==== DATA TO USE

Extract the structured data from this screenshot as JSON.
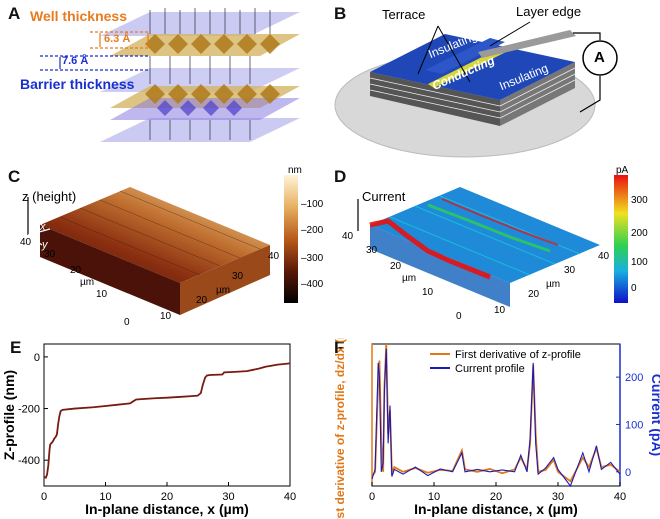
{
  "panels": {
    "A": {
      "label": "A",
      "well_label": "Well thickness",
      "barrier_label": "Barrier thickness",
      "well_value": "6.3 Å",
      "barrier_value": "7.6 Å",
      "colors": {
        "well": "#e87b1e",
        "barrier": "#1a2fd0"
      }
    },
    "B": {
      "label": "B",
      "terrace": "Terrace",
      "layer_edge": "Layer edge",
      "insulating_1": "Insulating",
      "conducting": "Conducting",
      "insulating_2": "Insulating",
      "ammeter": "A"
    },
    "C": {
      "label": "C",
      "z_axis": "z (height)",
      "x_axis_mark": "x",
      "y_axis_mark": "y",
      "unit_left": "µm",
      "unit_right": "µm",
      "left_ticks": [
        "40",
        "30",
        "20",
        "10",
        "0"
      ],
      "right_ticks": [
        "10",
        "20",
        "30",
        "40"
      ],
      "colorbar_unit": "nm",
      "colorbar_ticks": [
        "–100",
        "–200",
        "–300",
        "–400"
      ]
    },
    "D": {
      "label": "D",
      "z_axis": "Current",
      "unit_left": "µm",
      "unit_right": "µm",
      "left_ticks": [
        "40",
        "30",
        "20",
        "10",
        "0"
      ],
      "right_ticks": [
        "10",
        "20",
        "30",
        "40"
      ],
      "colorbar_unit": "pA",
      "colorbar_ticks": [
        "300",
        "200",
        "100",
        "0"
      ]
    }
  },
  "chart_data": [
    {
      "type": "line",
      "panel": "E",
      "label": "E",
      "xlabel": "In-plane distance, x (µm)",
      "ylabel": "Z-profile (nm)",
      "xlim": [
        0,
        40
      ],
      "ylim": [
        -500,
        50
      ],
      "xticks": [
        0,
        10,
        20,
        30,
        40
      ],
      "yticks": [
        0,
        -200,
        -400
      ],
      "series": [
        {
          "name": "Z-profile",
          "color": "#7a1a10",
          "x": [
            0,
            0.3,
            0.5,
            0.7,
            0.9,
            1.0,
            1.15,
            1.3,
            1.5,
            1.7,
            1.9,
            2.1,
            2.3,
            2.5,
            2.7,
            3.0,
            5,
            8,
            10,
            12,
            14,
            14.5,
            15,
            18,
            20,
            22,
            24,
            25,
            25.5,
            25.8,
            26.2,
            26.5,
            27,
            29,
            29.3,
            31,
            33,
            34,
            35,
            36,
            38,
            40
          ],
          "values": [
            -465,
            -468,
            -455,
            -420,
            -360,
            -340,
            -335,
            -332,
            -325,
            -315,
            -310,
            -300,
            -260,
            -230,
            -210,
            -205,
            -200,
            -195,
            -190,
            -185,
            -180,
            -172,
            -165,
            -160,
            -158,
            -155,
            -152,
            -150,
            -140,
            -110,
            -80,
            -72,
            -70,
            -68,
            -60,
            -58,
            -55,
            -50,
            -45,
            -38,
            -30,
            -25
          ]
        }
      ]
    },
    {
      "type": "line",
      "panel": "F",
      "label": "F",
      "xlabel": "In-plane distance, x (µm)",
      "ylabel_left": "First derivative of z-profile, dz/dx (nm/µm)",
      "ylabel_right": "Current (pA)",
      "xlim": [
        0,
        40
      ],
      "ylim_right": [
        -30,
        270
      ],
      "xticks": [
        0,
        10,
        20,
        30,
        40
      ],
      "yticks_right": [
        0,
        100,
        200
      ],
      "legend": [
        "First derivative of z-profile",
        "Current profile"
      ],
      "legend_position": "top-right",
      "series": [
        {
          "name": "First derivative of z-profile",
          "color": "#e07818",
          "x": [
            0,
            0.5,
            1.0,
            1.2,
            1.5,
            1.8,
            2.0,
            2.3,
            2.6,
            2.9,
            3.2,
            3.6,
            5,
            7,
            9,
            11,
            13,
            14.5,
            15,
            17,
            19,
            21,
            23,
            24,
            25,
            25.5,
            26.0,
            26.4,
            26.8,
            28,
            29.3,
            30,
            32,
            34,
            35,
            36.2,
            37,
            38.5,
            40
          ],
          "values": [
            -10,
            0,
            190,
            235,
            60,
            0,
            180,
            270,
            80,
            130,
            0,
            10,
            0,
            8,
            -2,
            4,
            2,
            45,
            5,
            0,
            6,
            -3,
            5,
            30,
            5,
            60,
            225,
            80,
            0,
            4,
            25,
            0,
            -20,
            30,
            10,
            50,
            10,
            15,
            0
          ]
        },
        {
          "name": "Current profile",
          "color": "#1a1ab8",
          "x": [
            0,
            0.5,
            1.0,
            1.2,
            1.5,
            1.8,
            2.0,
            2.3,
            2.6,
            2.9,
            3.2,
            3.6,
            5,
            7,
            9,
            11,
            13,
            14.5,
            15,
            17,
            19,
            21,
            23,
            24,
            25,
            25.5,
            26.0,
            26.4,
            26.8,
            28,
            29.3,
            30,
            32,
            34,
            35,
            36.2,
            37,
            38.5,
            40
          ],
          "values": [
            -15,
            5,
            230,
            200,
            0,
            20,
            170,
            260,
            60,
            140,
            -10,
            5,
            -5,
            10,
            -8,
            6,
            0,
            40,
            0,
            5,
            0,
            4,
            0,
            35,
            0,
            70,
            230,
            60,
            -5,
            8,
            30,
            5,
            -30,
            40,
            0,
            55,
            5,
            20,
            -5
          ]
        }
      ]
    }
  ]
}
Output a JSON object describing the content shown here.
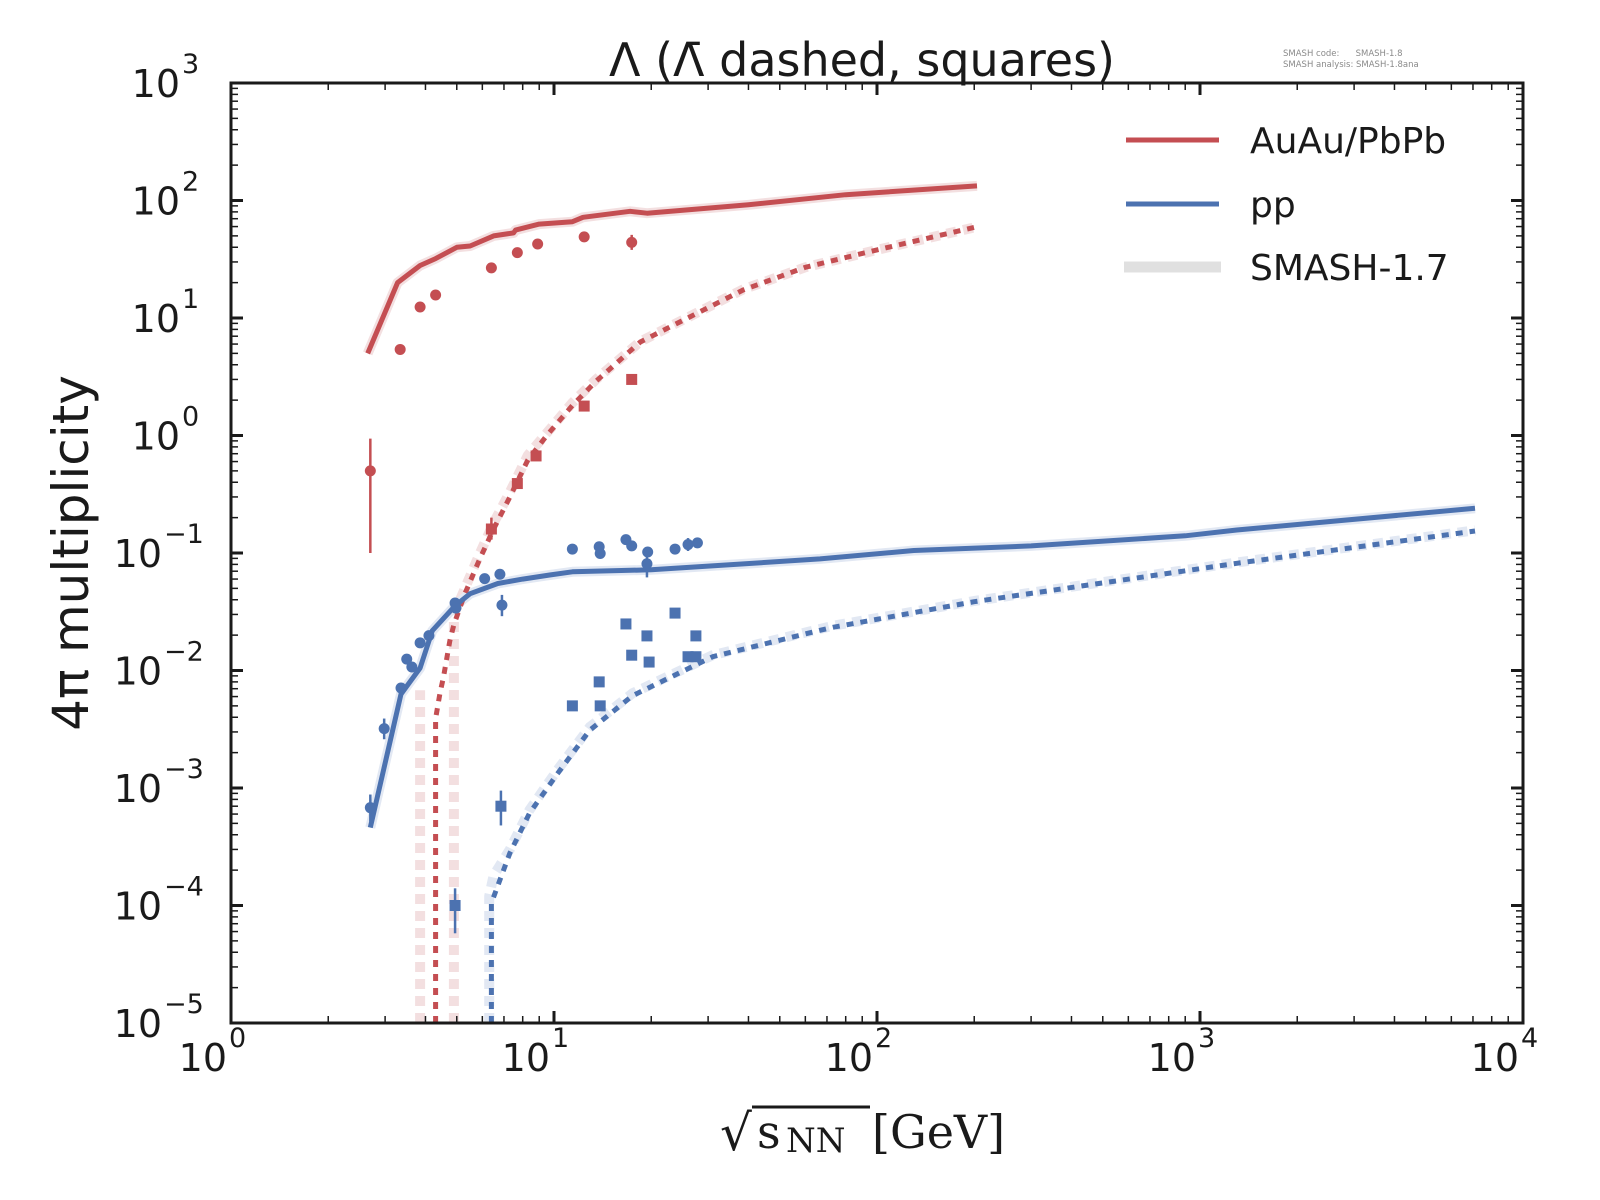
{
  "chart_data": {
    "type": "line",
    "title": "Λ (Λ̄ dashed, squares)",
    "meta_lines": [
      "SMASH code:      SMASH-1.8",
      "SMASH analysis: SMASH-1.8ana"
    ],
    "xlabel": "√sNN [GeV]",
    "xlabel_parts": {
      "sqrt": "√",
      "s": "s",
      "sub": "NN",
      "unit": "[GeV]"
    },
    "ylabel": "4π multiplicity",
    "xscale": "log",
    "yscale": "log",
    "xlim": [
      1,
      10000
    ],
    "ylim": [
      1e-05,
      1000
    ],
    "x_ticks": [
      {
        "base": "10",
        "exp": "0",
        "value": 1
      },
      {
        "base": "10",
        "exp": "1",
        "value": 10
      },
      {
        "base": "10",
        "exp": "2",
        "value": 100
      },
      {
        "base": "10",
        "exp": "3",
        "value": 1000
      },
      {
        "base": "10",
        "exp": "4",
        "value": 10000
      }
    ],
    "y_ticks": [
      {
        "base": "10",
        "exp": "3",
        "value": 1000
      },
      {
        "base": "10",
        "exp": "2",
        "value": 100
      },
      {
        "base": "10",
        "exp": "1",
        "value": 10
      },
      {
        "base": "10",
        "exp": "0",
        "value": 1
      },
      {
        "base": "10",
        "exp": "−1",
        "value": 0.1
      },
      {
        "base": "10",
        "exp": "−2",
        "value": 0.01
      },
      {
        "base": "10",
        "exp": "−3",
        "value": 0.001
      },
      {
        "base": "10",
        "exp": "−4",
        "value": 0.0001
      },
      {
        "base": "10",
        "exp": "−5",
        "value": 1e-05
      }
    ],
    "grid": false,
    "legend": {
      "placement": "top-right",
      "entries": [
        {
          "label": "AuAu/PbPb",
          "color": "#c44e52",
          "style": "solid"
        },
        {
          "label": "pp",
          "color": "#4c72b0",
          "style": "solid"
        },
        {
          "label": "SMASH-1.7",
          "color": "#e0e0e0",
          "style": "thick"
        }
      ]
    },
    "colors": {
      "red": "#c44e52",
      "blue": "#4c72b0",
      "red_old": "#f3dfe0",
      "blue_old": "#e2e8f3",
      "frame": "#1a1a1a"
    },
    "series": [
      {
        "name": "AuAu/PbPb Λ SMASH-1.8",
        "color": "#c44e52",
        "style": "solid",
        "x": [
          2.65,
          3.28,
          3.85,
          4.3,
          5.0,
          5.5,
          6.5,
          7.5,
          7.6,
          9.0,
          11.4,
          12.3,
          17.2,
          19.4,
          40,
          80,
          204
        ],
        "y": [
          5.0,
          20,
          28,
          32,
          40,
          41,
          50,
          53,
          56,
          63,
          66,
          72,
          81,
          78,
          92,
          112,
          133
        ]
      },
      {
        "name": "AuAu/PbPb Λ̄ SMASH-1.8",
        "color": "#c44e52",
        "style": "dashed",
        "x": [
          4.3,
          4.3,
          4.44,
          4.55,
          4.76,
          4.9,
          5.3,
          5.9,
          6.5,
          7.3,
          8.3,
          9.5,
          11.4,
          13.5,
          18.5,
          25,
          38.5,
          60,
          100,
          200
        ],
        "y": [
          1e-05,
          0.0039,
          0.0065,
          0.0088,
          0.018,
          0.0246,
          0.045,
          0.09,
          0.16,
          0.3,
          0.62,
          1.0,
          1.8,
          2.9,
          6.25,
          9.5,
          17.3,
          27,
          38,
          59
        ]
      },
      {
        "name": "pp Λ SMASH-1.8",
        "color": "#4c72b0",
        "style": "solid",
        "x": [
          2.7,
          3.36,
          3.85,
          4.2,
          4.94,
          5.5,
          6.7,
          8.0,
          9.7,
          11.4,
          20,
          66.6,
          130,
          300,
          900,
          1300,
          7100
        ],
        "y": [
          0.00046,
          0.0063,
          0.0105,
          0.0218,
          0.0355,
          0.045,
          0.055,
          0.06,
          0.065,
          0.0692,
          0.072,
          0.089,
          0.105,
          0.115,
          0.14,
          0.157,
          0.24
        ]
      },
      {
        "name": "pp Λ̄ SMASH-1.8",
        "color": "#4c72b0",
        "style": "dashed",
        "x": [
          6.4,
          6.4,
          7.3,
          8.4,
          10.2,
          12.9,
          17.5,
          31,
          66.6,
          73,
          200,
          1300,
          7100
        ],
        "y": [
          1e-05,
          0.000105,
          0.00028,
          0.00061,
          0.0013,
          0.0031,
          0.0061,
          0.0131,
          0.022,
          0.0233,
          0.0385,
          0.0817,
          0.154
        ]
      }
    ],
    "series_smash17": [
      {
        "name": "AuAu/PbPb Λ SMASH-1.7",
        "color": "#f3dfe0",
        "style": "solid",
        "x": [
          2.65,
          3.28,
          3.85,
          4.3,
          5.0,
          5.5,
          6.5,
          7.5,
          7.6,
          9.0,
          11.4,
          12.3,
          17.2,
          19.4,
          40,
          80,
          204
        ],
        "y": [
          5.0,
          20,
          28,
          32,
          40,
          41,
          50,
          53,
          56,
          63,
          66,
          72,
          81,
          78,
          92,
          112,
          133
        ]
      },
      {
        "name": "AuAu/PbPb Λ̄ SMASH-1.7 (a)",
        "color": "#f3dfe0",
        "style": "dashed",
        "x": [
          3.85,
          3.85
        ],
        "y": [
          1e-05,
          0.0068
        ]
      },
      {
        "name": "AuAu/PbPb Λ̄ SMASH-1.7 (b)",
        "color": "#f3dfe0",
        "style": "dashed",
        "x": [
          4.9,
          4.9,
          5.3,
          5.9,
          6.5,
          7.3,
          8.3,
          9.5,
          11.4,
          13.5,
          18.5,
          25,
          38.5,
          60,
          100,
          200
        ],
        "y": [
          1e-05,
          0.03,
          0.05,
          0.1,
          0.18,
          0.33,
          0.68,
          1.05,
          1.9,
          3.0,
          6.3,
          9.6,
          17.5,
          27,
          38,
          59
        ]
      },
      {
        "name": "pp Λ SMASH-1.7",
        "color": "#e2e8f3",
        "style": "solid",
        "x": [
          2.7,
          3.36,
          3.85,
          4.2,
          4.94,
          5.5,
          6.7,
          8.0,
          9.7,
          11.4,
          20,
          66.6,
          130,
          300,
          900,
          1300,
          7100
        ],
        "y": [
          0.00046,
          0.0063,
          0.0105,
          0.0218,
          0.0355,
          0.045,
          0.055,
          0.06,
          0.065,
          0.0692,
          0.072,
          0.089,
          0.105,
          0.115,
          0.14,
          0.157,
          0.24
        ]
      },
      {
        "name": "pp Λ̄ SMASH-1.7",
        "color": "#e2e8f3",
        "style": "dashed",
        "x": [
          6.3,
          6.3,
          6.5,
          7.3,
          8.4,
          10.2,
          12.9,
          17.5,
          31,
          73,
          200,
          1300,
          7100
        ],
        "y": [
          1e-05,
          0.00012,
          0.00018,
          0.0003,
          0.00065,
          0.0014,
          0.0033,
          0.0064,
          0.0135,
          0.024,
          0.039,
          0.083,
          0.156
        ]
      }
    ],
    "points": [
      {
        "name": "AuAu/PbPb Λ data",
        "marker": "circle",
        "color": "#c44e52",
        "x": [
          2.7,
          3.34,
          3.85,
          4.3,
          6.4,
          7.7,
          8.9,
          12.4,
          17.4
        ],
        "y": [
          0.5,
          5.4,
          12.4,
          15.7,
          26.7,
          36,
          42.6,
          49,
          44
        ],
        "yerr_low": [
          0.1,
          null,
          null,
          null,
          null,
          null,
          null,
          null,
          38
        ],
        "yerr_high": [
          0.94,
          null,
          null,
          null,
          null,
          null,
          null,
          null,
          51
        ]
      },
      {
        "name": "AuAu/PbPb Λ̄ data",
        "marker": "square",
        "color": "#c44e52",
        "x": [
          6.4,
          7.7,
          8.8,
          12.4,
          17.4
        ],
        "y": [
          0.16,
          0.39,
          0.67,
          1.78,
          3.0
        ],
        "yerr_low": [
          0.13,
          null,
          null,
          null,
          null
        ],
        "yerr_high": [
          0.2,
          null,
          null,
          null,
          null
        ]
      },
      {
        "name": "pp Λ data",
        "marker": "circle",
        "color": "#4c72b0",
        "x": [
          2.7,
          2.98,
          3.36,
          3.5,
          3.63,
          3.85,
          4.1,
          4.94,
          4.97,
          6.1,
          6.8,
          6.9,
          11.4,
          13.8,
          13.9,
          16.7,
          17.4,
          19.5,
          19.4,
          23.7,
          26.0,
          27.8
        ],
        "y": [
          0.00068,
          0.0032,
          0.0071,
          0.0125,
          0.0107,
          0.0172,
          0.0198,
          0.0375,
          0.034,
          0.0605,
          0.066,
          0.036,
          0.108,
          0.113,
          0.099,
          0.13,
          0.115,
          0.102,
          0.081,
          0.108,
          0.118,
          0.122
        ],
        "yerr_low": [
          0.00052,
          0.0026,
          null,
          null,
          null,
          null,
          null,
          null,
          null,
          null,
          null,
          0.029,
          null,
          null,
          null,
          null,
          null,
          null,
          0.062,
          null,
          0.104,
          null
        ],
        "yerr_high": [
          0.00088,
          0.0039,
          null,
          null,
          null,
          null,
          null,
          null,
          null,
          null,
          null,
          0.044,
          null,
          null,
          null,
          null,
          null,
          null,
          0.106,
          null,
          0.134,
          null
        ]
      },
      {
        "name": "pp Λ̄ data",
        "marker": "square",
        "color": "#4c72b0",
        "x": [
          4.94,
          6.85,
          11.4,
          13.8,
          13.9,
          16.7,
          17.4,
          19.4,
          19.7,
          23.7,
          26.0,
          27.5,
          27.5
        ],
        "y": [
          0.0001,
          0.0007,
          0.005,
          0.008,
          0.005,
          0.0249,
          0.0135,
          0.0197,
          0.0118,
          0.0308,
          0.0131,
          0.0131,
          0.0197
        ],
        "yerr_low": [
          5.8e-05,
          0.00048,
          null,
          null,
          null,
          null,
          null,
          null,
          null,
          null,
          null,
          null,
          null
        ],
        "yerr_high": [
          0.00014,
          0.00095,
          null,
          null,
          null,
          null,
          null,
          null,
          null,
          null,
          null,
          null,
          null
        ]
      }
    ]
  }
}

========

● **YOUR GOAL**: Each line above that holds the string "derivative" should be copied and shown.

● **TASK OUTPUT**:
      "ylabel_left": "First derivative of z-profile, dz/dx (nm/µm)",
        "First derivative of z-profile",
          "name": "First derivative of z-profile",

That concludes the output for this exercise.